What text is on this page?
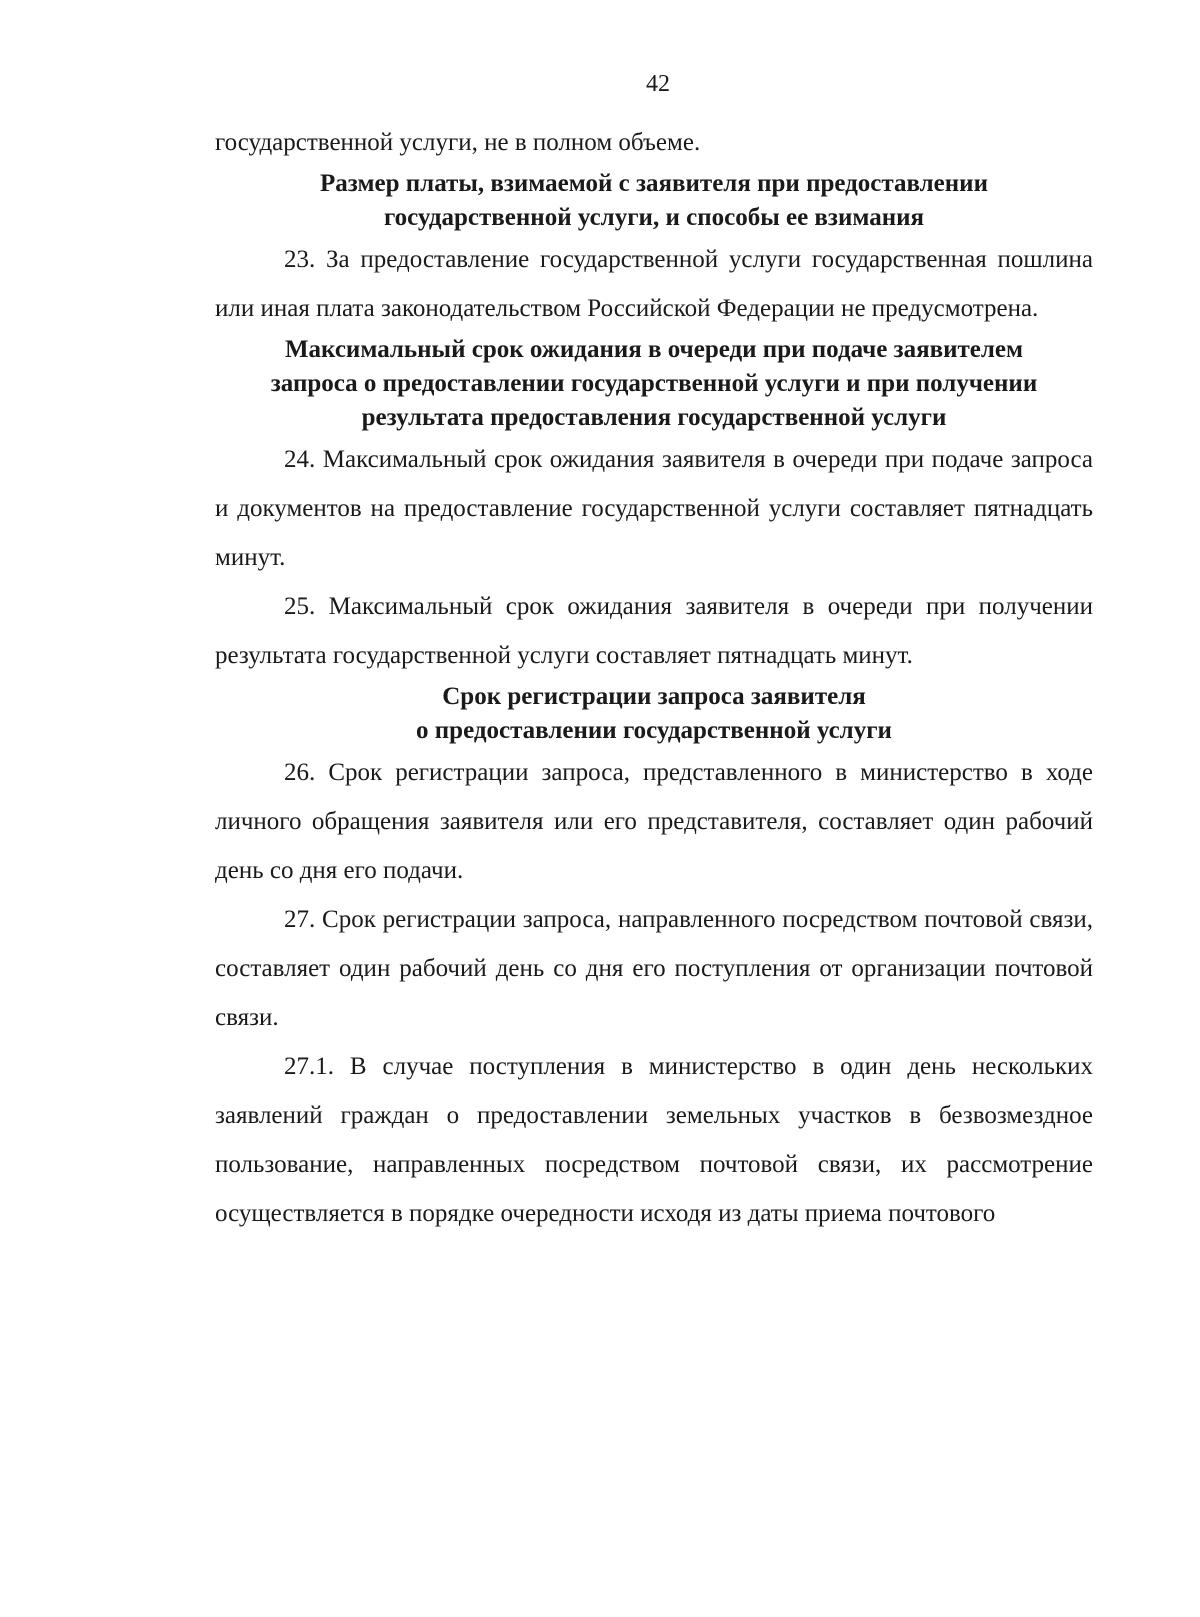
42

государственной услуги, не в полном объеме.

Размер платы, взимаемой с заявителя при предоставлении
государственной услуги, и способы ее взимания

23. За предоставление государственной услуги государственная пошлина или иная плата законодательством Российской Федерации не предусмотрена.

Максимальный срок ожидания в очереди при подаче заявителем
запроса о предоставлении государственной услуги и при получении
результата предоставления государственной услуги

24. Максимальный срок ожидания заявителя в очереди при подаче запроса и документов на предоставление государственной услуги составляет пятнадцать минут.

25. Максимальный срок ожидания заявителя в очереди при получении результата государственной услуги составляет пятнадцать минут.

Срок регистрации запроса заявителя
о предоставлении государственной услуги

26. Срок регистрации запроса, представленного в министерство в ходе личного обращения заявителя или его представителя, составляет один рабочий день со дня его подачи.

27. Срок регистрации запроса, направленного посредством почтовой связи, составляет один рабочий день со дня его поступления от организации почтовой связи.

27.1. В случае поступления в министерство в один день нескольких заявлений граждан о предоставлении земельных участков в безвозмездное пользование, направленных посредством почтовой связи, их рассмотрение осуществляется в порядке очередности исходя из даты приема почтового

= = = =

> _Required task_: All preceding records should be duplicated verbatim, images excepted.

> _Task result_:
What text is on this page?
42

государственной услуги, не в полном объеме.

Размер платы, взимаемой с заявителя при предоставлении
государственной услуги, и способы ее взимания

23. За предоставление государственной услуги государственная пошлина или иная плата законодательством Российской Федерации не предусмотрена.

Максимальный срок ожидания в очереди при подаче заявителем
запроса о предоставлении государственной услуги и при получении
результата предоставления государственной услуги

24. Максимальный срок ожидания заявителя в очереди при подаче запроса и документов на предоставление государственной услуги составляет пятнадцать минут.

25. Максимальный срок ожидания заявителя в очереди при получении результата государственной услуги составляет пятнадцать минут.

Срок регистрации запроса заявителя
о предоставлении государственной услуги

26. Срок регистрации запроса, представленного в министерство в ходе личного обращения заявителя или его представителя, составляет один рабочий день со дня его подачи.

27. Срок регистрации запроса, направленного посредством почтовой связи, составляет один рабочий день со дня его поступления от организации почтовой связи.

27.1. В случае поступления в министерство в один день нескольких заявлений граждан о предоставлении земельных участков в безвозмездное пользование, направленных посредством почтовой связи, их рассмотрение осуществляется в порядке очередности исходя из даты приема почтового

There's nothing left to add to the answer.